▶ **Task**
How many of these lines hold the string "constant"? Answer with the number only.

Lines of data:
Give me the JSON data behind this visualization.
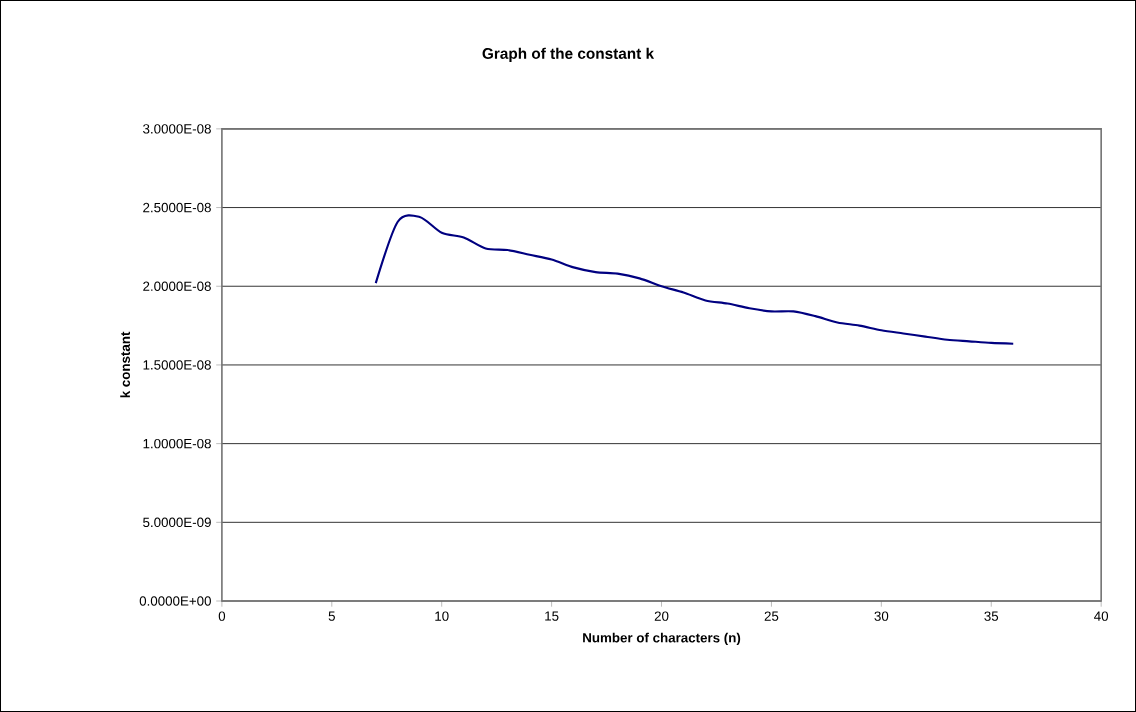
{
  "chart_data": {
    "type": "line",
    "title": "Graph of the constant k",
    "xlabel": "Number of characters (n)",
    "ylabel": "k constant",
    "x": [
      7,
      8,
      9,
      10,
      11,
      12,
      13,
      14,
      15,
      16,
      17,
      18,
      19,
      20,
      21,
      22,
      23,
      24,
      25,
      26,
      27,
      28,
      29,
      30,
      31,
      32,
      33,
      34,
      35,
      36
    ],
    "series": [
      {
        "color": "#000080",
        "values": [
          2.02e-08,
          2.41e-08,
          2.44e-08,
          2.34e-08,
          2.31e-08,
          2.24e-08,
          2.23e-08,
          2.2e-08,
          2.17e-08,
          2.12e-08,
          2.09e-08,
          2.08e-08,
          2.05e-08,
          2e-08,
          1.96e-08,
          1.91e-08,
          1.89e-08,
          1.86e-08,
          1.84e-08,
          1.84e-08,
          1.81e-08,
          1.77e-08,
          1.75e-08,
          1.72e-08,
          1.7e-08,
          1.68e-08,
          1.66e-08,
          1.65e-08,
          1.64e-08,
          1.635e-08
        ]
      }
    ],
    "xlim": [
      0,
      40
    ],
    "xticks": [
      0,
      5,
      10,
      15,
      20,
      25,
      30,
      35,
      40
    ],
    "ylim": [
      0,
      3e-08
    ],
    "yticks": [
      {
        "value": 0,
        "label": "0.0000E+00"
      },
      {
        "value": 5e-09,
        "label": "5.0000E-09"
      },
      {
        "value": 1e-08,
        "label": "1.0000E-08"
      },
      {
        "value": 1.5e-08,
        "label": "1.5000E-08"
      },
      {
        "value": 2e-08,
        "label": "2.0000E-08"
      },
      {
        "value": 2.5e-08,
        "label": "2.5000E-08"
      },
      {
        "value": 3e-08,
        "label": "3.0000E-08"
      }
    ],
    "grid": "y",
    "marker": "none",
    "line_style": "solid"
  }
}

▶ **Solution to this task**
2